_EXERCISE REQUIREMENTS_.
Search the records for the word "title" and pick out every line that has it.

_INPUT MATERIAL_.
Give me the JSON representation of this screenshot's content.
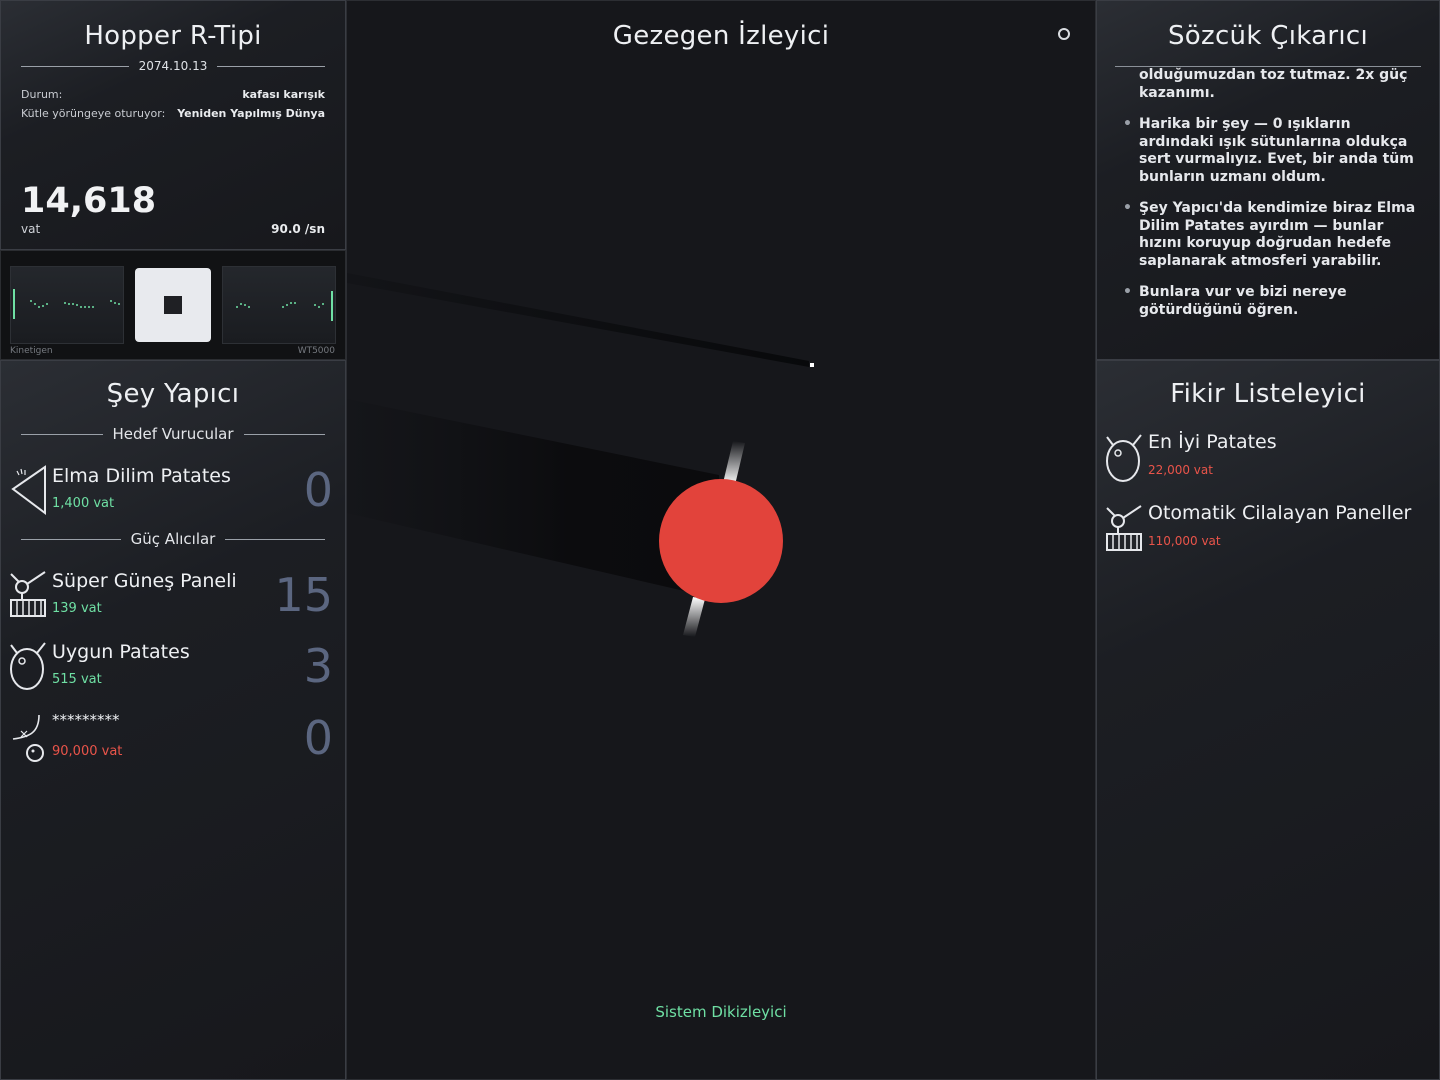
{
  "hopper": {
    "title": "Hopper R-Tipi",
    "date": "2074.10.13",
    "status_label": "Durum:",
    "status_value": "kafası karışık",
    "orbit_label": "Kütle yörüngeye oturuyor:",
    "orbit_value": "Yeniden Yapılmış Dünya",
    "energy": "14,618",
    "energy_unit": "vat",
    "rate": "90.0 /sn"
  },
  "strip": {
    "left_label": "Kinetigen",
    "right_label": "WT5000",
    "stop_icon": "stop-icon"
  },
  "maker": {
    "title": "Şey Yapıcı",
    "section_targets": "Hedef Vurucular",
    "section_power": "Güç Alıcılar",
    "targets": [
      {
        "name": "Elma Dilim Patates",
        "price": "1,400 vat",
        "count": "0",
        "icon": "wedge-icon"
      }
    ],
    "power": [
      {
        "name": "Süper Güneş Paneli",
        "price": "139 vat",
        "count": "15",
        "icon": "solar-panel-icon"
      },
      {
        "name": "Uygun Patates",
        "price": "515 vat",
        "count": "3",
        "icon": "potato-icon"
      },
      {
        "name": "*********",
        "price": "90,000 vat",
        "count": "0",
        "icon": "locked-item-icon",
        "price_color": "#e9544a"
      }
    ]
  },
  "center": {
    "title": "Gezegen İzleyici",
    "footer": "Sistem Dikizleyici",
    "planet_color": "#e2433b",
    "settings_icon": "ring-icon"
  },
  "words": {
    "title": "Sözcük Çıkarıcı",
    "paragraphs": [
      "olduğumuzdan toz tutmaz. 2x güç kazanımı.",
      "Harika bir şey — 0 ışıkların ardındaki ışık sütunlarına oldukça sert vurmalıyız. Evet, bir anda tüm bunların uzmanı oldum.",
      "Şey Yapıcı'da kendimize biraz Elma Dilim Patates ayırdım — bunlar hızını koruyup doğrudan hedefe saplanarak atmosferi yarabilir.",
      "Bunlara vur ve bizi nereye götürdüğünü öğren."
    ]
  },
  "ideas": {
    "title": "Fikir Listeleyici",
    "items": [
      {
        "name": "En İyi Patates",
        "price": "22,000 vat",
        "icon": "potato-icon"
      },
      {
        "name": "Otomatik Cilalayan Paneller",
        "price": "110,000 vat",
        "icon": "solar-panel-icon"
      }
    ]
  }
}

_FINAL RESULT_.
    "title": "Hopper R-Tipi",
    "title": "Şey Yapıcı",
    "title": "Gezegen İzleyici",
    "title": "Sözcük Çıkarıcı",
    "title": "Fikir Listeleyici",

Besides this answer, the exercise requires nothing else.